▶ _REQUIREMENT_:
Reproduce the records exactly.

▶ _ENTRIES PROVIDED_:

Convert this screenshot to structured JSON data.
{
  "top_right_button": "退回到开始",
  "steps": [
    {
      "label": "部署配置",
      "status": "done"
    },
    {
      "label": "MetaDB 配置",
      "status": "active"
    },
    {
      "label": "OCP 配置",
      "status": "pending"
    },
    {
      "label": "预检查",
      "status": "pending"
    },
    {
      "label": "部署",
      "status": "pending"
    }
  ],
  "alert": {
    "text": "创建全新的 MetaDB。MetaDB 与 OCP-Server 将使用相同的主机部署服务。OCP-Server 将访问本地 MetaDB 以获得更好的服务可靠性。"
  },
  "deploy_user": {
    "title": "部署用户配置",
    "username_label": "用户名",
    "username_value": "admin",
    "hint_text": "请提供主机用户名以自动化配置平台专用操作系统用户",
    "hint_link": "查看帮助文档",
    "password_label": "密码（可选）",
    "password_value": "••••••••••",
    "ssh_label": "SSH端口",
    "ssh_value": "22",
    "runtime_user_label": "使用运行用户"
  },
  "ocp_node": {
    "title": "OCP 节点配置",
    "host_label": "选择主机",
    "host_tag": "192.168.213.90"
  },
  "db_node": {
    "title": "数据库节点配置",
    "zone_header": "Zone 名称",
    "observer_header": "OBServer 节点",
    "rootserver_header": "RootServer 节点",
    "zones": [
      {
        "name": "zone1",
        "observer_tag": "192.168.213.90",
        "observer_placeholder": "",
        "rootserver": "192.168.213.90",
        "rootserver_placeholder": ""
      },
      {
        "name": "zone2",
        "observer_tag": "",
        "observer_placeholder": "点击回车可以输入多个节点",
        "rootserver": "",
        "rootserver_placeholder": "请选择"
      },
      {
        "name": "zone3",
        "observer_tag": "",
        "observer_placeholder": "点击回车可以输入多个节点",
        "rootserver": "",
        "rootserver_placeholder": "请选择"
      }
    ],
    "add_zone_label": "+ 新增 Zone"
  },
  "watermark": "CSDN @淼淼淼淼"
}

▶ _RESULT FOR THIS TASK_:
Convert this screenshot to structured JSON data.
{
  "top_right_button": "退回到开始",
  "steps": [
    {
      "label": "部署配置",
      "status": "done"
    },
    {
      "label": "MetaDB 配置",
      "status": "active"
    },
    {
      "label": "OCP 配置",
      "status": "pending"
    },
    {
      "label": "预检查",
      "status": "pending"
    },
    {
      "label": "部署",
      "status": "pending"
    }
  ],
  "alert": {
    "text": "创建全新的 MetaDB。MetaDB 与 OCP-Server 将使用相同的主机部署服务。OCP-Server 将访问本地 MetaDB 以获得更好的服务可靠性。"
  },
  "deploy_user": {
    "title": "部署用户配置",
    "username_label": "用户名",
    "username_value": "admin",
    "hint_text": "请提供主机用户名以自动化配置平台专用操作系统用户",
    "hint_link": "查看帮助文档",
    "password_label": "密码（可选）",
    "password_value": "••••••••••",
    "ssh_label": "SSH端口",
    "ssh_value": "22",
    "runtime_user_label": "使用运行用户"
  },
  "ocp_node": {
    "title": "OCP 节点配置",
    "host_label": "选择主机",
    "host_tag": "192.168.213.90"
  },
  "db_node": {
    "title": "数据库节点配置",
    "zone_header": "Zone 名称",
    "observer_header": "OBServer 节点",
    "rootserver_header": "RootServer 节点",
    "zones": [
      {
        "name": "zone1",
        "observer_tag": "192.168.213.90",
        "observer_placeholder": "",
        "rootserver": "192.168.213.90",
        "rootserver_placeholder": ""
      },
      {
        "name": "zone2",
        "observer_tag": "",
        "observer_placeholder": "点击回车可以输入多个节点",
        "rootserver": "",
        "rootserver_placeholder": "请选择"
      },
      {
        "name": "zone3",
        "observer_tag": "",
        "observer_placeholder": "点击回车可以输入多个节点",
        "rootserver": "",
        "rootserver_placeholder": "请选择"
      }
    ],
    "add_zone_label": "+ 新增 Zone"
  },
  "watermark": "CSDN @淼淼淼淼"
}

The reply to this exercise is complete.